Copy every record below, exactly as written.
# Start of Material to process
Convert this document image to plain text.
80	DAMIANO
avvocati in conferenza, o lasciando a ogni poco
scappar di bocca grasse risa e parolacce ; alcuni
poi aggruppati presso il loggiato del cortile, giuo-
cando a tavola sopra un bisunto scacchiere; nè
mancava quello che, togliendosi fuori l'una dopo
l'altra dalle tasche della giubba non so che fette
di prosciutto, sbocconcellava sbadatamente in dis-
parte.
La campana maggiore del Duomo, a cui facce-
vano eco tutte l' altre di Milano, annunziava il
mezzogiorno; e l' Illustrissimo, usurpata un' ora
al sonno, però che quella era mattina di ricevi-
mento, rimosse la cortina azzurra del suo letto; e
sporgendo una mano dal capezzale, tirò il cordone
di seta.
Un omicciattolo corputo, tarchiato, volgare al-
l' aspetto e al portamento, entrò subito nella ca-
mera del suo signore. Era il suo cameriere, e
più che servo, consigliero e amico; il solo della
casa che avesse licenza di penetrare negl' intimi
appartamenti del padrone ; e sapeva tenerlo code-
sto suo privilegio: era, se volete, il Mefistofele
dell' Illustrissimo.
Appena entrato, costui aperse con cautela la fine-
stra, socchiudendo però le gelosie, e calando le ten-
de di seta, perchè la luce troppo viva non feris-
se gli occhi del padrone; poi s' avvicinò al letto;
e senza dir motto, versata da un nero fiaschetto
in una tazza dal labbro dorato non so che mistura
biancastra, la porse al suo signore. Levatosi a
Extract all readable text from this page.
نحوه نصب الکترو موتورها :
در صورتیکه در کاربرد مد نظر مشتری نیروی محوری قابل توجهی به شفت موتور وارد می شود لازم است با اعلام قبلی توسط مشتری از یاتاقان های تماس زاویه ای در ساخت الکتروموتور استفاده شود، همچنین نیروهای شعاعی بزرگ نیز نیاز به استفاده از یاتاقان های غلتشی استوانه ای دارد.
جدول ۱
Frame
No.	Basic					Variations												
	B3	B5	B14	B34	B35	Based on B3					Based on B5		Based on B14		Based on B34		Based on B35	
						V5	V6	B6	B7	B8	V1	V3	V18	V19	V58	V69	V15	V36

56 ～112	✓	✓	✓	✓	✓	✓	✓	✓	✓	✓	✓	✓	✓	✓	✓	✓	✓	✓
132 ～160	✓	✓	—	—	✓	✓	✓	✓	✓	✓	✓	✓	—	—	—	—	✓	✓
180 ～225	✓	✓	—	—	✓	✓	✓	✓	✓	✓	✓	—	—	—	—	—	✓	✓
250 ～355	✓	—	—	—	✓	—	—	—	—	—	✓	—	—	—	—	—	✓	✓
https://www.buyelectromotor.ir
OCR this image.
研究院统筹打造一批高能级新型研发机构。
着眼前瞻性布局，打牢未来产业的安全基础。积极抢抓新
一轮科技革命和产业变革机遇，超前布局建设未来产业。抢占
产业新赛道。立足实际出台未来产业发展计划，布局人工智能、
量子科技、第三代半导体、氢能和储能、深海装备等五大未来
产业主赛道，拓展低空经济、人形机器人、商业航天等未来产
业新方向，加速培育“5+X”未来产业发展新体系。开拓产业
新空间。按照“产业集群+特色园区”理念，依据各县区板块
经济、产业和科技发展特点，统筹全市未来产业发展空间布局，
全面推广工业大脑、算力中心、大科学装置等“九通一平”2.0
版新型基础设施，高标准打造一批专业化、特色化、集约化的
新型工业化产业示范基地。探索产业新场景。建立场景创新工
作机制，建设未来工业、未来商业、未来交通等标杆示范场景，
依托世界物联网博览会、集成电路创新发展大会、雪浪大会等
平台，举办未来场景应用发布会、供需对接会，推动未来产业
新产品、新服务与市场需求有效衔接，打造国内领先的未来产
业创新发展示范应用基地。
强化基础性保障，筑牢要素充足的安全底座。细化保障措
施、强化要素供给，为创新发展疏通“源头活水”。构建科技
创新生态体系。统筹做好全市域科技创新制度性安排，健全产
# End of Material to process
■ Reply to the exercise ■
Convert this document image to plain text.
80	DAMIANO
avvocati in conferenza, o lasciando a ogni poco
scappar di bocca grasse risa e parolacce ; alcuni
poi aggruppati presso il loggiato del cortile, giuo-
cando a tavola sopra un bisunto scacchiere; nè
mancava quello che, togliendosi fuori l'una dopo
l'altra dalle tasche della giubba non so che fette
di prosciutto, sbocconcellava sbadatamente in dis-
parte.
La campana maggiore del Duomo, a cui facce-
vano eco tutte l' altre di Milano, annunziava il
mezzogiorno; e l' Illustrissimo, usurpata un' ora
al sonno, però che quella era mattina di ricevi-
mento, rimosse la cortina azzurra del suo letto; e
sporgendo una mano dal capezzale, tirò il cordone
di seta.
Un omicciattolo corputo, tarchiato, volgare al-
l' aspetto e al portamento, entrò subito nella ca-
mera del suo signore. Era il suo cameriere, e
più che servo, consigliero e amico; il solo della
casa che avesse licenza di penetrare negl' intimi
appartamenti del padrone ; e sapeva tenerlo code-
sto suo privilegio: era, se volete, il Mefistofele
dell' Illustrissimo.
Appena entrato, costui aperse con cautela la fine-
stra, socchiudendo però le gelosie, e calando le ten-
de di seta, perchè la luce troppo viva non feris-
se gli occhi del padrone; poi s' avvicinò al letto;
e senza dir motto, versata da un nero fiaschetto
in una tazza dal labbro dorato non so che mistura
biancastra, la porse al suo signore. Levatosi a
Extract all readable text from this page.
نحوه نصب الکترو موتورها :
در صورتیکه در کاربرد مد نظر مشتری نیروی محوری قابل توجهی به شفت موتور وارد می شود لازم است با اعلام قبلی توسط مشتری از یاتاقان های تماس زاویه ای در ساخت الکتروموتور استفاده شود، همچنین نیروهای شعاعی بزرگ نیز نیاز به استفاده از یاتاقان های غلتشی استوانه ای دارد.
جدول ۱
Frame
No.	Basic					Variations												
	B3	B5	B14	B34	B35	Based on B3					Based on B5		Based on B14		Based on B34		Based on B35	
						V5	V6	B6	B7	B8	V1	V3	V18	V19	V58	V69	V15	V36

56 ～112	✓	✓	✓	✓	✓	✓	✓	✓	✓	✓	✓	✓	✓	✓	✓	✓	✓	✓
132 ～160	✓	✓	—	—	✓	✓	✓	✓	✓	✓	✓	✓	—	—	—	—	✓	✓
180 ～225	✓	✓	—	—	✓	✓	✓	✓	✓	✓	✓	—	—	—	—	—	✓	✓
250 ～355	✓	—	—	—	✓	—	—	—	—	—	✓	—	—	—	—	—	✓	✓
https://www.buyelectromotor.ir
OCR this image.
研究院统筹打造一批高能级新型研发机构。
着眼前瞻性布局，打牢未来产业的安全基础。积极抢抓新
一轮科技革命和产业变革机遇，超前布局建设未来产业。抢占
产业新赛道。立足实际出台未来产业发展计划，布局人工智能、
量子科技、第三代半导体、氢能和储能、深海装备等五大未来
产业主赛道，拓展低空经济、人形机器人、商业航天等未来产
业新方向，加速培育“5+X”未来产业发展新体系。开拓产业
新空间。按照“产业集群+特色园区”理念，依据各县区板块
经济、产业和科技发展特点，统筹全市未来产业发展空间布局，
全面推广工业大脑、算力中心、大科学装置等“九通一平”2.0
版新型基础设施，高标准打造一批专业化、特色化、集约化的
新型工业化产业示范基地。探索产业新场景。建立场景创新工
作机制，建设未来工业、未来商业、未来交通等标杆示范场景，
依托世界物联网博览会、集成电路创新发展大会、雪浪大会等
平台，举办未来场景应用发布会、供需对接会，推动未来产业
新产品、新服务与市场需求有效衔接，打造国内领先的未来产
业创新发展示范应用基地。
强化基础性保障，筑牢要素充足的安全底座。细化保障措
施、强化要素供给，为创新发展疏通“源头活水”。构建科技
创新生态体系。统筹做好全市域科技创新制度性安排，健全产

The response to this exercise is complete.